Your task is to quote the material that follows, in full and exactly.

-- Begin RECORDS TO PROCESS --

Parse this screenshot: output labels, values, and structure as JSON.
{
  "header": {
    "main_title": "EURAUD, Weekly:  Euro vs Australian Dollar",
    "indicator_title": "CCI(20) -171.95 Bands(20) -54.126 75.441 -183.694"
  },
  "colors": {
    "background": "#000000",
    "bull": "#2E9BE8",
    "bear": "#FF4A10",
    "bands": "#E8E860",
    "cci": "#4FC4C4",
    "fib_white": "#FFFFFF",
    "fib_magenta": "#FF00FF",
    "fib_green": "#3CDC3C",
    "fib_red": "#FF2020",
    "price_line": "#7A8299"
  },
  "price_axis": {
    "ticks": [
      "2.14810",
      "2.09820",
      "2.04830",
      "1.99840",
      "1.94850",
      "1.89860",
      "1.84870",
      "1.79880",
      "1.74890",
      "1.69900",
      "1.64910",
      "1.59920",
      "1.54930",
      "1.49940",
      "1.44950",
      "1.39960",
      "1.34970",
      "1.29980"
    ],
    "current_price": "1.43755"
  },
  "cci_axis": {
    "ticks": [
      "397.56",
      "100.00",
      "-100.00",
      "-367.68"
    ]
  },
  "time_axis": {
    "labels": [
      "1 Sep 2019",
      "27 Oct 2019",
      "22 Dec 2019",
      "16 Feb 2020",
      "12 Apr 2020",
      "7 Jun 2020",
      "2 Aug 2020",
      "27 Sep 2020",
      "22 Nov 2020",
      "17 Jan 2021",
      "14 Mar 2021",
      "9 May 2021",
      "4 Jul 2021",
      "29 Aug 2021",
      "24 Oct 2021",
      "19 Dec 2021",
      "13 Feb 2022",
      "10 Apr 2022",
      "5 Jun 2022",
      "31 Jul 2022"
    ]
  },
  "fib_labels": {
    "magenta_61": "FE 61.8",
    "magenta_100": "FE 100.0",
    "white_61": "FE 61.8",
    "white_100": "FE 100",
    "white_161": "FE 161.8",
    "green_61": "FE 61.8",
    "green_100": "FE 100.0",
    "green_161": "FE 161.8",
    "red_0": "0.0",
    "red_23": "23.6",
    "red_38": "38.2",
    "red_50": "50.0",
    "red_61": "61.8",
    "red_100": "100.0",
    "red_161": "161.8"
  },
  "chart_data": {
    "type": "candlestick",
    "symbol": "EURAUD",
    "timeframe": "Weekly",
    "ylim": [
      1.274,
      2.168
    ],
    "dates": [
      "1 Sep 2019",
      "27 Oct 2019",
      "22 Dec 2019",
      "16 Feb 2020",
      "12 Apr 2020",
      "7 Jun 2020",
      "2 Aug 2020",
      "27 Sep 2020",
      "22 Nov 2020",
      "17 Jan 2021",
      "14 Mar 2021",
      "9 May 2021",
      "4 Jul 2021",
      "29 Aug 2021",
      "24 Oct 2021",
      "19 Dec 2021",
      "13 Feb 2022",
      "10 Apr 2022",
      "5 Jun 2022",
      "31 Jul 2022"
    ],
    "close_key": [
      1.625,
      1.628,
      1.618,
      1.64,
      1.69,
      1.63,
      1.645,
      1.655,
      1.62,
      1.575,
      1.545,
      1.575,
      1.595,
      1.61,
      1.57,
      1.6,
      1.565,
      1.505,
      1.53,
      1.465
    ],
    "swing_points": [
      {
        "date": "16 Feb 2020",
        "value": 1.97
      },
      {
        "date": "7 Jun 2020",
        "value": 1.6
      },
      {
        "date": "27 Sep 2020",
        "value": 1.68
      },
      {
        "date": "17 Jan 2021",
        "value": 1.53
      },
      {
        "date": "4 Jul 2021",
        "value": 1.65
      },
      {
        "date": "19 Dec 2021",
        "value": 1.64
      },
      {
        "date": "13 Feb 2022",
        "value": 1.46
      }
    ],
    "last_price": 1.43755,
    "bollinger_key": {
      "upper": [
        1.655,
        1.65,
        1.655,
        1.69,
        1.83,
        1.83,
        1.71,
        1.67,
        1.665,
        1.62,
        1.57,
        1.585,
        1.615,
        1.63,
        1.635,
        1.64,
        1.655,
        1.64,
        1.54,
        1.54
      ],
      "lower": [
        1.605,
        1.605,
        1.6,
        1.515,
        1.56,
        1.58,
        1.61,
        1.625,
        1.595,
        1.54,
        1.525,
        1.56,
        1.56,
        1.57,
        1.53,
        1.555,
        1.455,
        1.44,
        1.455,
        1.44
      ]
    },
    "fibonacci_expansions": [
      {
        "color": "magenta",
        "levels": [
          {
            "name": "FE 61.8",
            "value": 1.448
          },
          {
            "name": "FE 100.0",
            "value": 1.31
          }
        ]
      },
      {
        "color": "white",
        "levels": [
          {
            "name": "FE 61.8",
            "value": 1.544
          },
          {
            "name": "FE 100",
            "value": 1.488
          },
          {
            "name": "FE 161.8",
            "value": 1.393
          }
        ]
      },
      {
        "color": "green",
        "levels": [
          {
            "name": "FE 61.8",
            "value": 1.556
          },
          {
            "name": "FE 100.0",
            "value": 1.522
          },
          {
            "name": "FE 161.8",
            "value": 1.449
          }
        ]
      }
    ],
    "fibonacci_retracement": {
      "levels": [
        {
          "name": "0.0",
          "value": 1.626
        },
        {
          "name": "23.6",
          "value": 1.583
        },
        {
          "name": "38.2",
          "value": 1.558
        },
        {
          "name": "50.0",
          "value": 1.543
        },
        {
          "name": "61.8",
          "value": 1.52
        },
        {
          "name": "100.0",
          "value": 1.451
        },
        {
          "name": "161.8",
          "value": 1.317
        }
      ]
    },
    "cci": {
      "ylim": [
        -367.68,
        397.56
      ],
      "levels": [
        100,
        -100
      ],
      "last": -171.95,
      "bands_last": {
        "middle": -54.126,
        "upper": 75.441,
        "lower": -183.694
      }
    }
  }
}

-- End RECORDS TO PROCESS --

• _COMPLETED EXERCISE_:
Parse this screenshot: output labels, values, and structure as JSON.
{
  "header": {
    "main_title": "EURAUD, Weekly:  Euro vs Australian Dollar",
    "indicator_title": "CCI(20) -171.95 Bands(20) -54.126 75.441 -183.694"
  },
  "colors": {
    "background": "#000000",
    "bull": "#2E9BE8",
    "bear": "#FF4A10",
    "bands": "#E8E860",
    "cci": "#4FC4C4",
    "fib_white": "#FFFFFF",
    "fib_magenta": "#FF00FF",
    "fib_green": "#3CDC3C",
    "fib_red": "#FF2020",
    "price_line": "#7A8299"
  },
  "price_axis": {
    "ticks": [
      "2.14810",
      "2.09820",
      "2.04830",
      "1.99840",
      "1.94850",
      "1.89860",
      "1.84870",
      "1.79880",
      "1.74890",
      "1.69900",
      "1.64910",
      "1.59920",
      "1.54930",
      "1.49940",
      "1.44950",
      "1.39960",
      "1.34970",
      "1.29980"
    ],
    "current_price": "1.43755"
  },
  "cci_axis": {
    "ticks": [
      "397.56",
      "100.00",
      "-100.00",
      "-367.68"
    ]
  },
  "time_axis": {
    "labels": [
      "1 Sep 2019",
      "27 Oct 2019",
      "22 Dec 2019",
      "16 Feb 2020",
      "12 Apr 2020",
      "7 Jun 2020",
      "2 Aug 2020",
      "27 Sep 2020",
      "22 Nov 2020",
      "17 Jan 2021",
      "14 Mar 2021",
      "9 May 2021",
      "4 Jul 2021",
      "29 Aug 2021",
      "24 Oct 2021",
      "19 Dec 2021",
      "13 Feb 2022",
      "10 Apr 2022",
      "5 Jun 2022",
      "31 Jul 2022"
    ]
  },
  "fib_labels": {
    "magenta_61": "FE 61.8",
    "magenta_100": "FE 100.0",
    "white_61": "FE 61.8",
    "white_100": "FE 100",
    "white_161": "FE 161.8",
    "green_61": "FE 61.8",
    "green_100": "FE 100.0",
    "green_161": "FE 161.8",
    "red_0": "0.0",
    "red_23": "23.6",
    "red_38": "38.2",
    "red_50": "50.0",
    "red_61": "61.8",
    "red_100": "100.0",
    "red_161": "161.8"
  },
  "chart_data": {
    "type": "candlestick",
    "symbol": "EURAUD",
    "timeframe": "Weekly",
    "ylim": [
      1.274,
      2.168
    ],
    "dates": [
      "1 Sep 2019",
      "27 Oct 2019",
      "22 Dec 2019",
      "16 Feb 2020",
      "12 Apr 2020",
      "7 Jun 2020",
      "2 Aug 2020",
      "27 Sep 2020",
      "22 Nov 2020",
      "17 Jan 2021",
      "14 Mar 2021",
      "9 May 2021",
      "4 Jul 2021",
      "29 Aug 2021",
      "24 Oct 2021",
      "19 Dec 2021",
      "13 Feb 2022",
      "10 Apr 2022",
      "5 Jun 2022",
      "31 Jul 2022"
    ],
    "close_key": [
      1.625,
      1.628,
      1.618,
      1.64,
      1.69,
      1.63,
      1.645,
      1.655,
      1.62,
      1.575,
      1.545,
      1.575,
      1.595,
      1.61,
      1.57,
      1.6,
      1.565,
      1.505,
      1.53,
      1.465
    ],
    "swing_points": [
      {
        "date": "16 Feb 2020",
        "value": 1.97
      },
      {
        "date": "7 Jun 2020",
        "value": 1.6
      },
      {
        "date": "27 Sep 2020",
        "value": 1.68
      },
      {
        "date": "17 Jan 2021",
        "value": 1.53
      },
      {
        "date": "4 Jul 2021",
        "value": 1.65
      },
      {
        "date": "19 Dec 2021",
        "value": 1.64
      },
      {
        "date": "13 Feb 2022",
        "value": 1.46
      }
    ],
    "last_price": 1.43755,
    "bollinger_key": {
      "upper": [
        1.655,
        1.65,
        1.655,
        1.69,
        1.83,
        1.83,
        1.71,
        1.67,
        1.665,
        1.62,
        1.57,
        1.585,
        1.615,
        1.63,
        1.635,
        1.64,
        1.655,
        1.64,
        1.54,
        1.54
      ],
      "lower": [
        1.605,
        1.605,
        1.6,
        1.515,
        1.56,
        1.58,
        1.61,
        1.625,
        1.595,
        1.54,
        1.525,
        1.56,
        1.56,
        1.57,
        1.53,
        1.555,
        1.455,
        1.44,
        1.455,
        1.44
      ]
    },
    "fibonacci_expansions": [
      {
        "color": "magenta",
        "levels": [
          {
            "name": "FE 61.8",
            "value": 1.448
          },
          {
            "name": "FE 100.0",
            "value": 1.31
          }
        ]
      },
      {
        "color": "white",
        "levels": [
          {
            "name": "FE 61.8",
            "value": 1.544
          },
          {
            "name": "FE 100",
            "value": 1.488
          },
          {
            "name": "FE 161.8",
            "value": 1.393
          }
        ]
      },
      {
        "color": "green",
        "levels": [
          {
            "name": "FE 61.8",
            "value": 1.556
          },
          {
            "name": "FE 100.0",
            "value": 1.522
          },
          {
            "name": "FE 161.8",
            "value": 1.449
          }
        ]
      }
    ],
    "fibonacci_retracement": {
      "levels": [
        {
          "name": "0.0",
          "value": 1.626
        },
        {
          "name": "23.6",
          "value": 1.583
        },
        {
          "name": "38.2",
          "value": 1.558
        },
        {
          "name": "50.0",
          "value": 1.543
        },
        {
          "name": "61.8",
          "value": 1.52
        },
        {
          "name": "100.0",
          "value": 1.451
        },
        {
          "name": "161.8",
          "value": 1.317
        }
      ]
    },
    "cci": {
      "ylim": [
        -367.68,
        397.56
      ],
      "levels": [
        100,
        -100
      ],
      "last": -171.95,
      "bands_last": {
        "middle": -54.126,
        "upper": 75.441,
        "lower": -183.694
      }
    }
  }
}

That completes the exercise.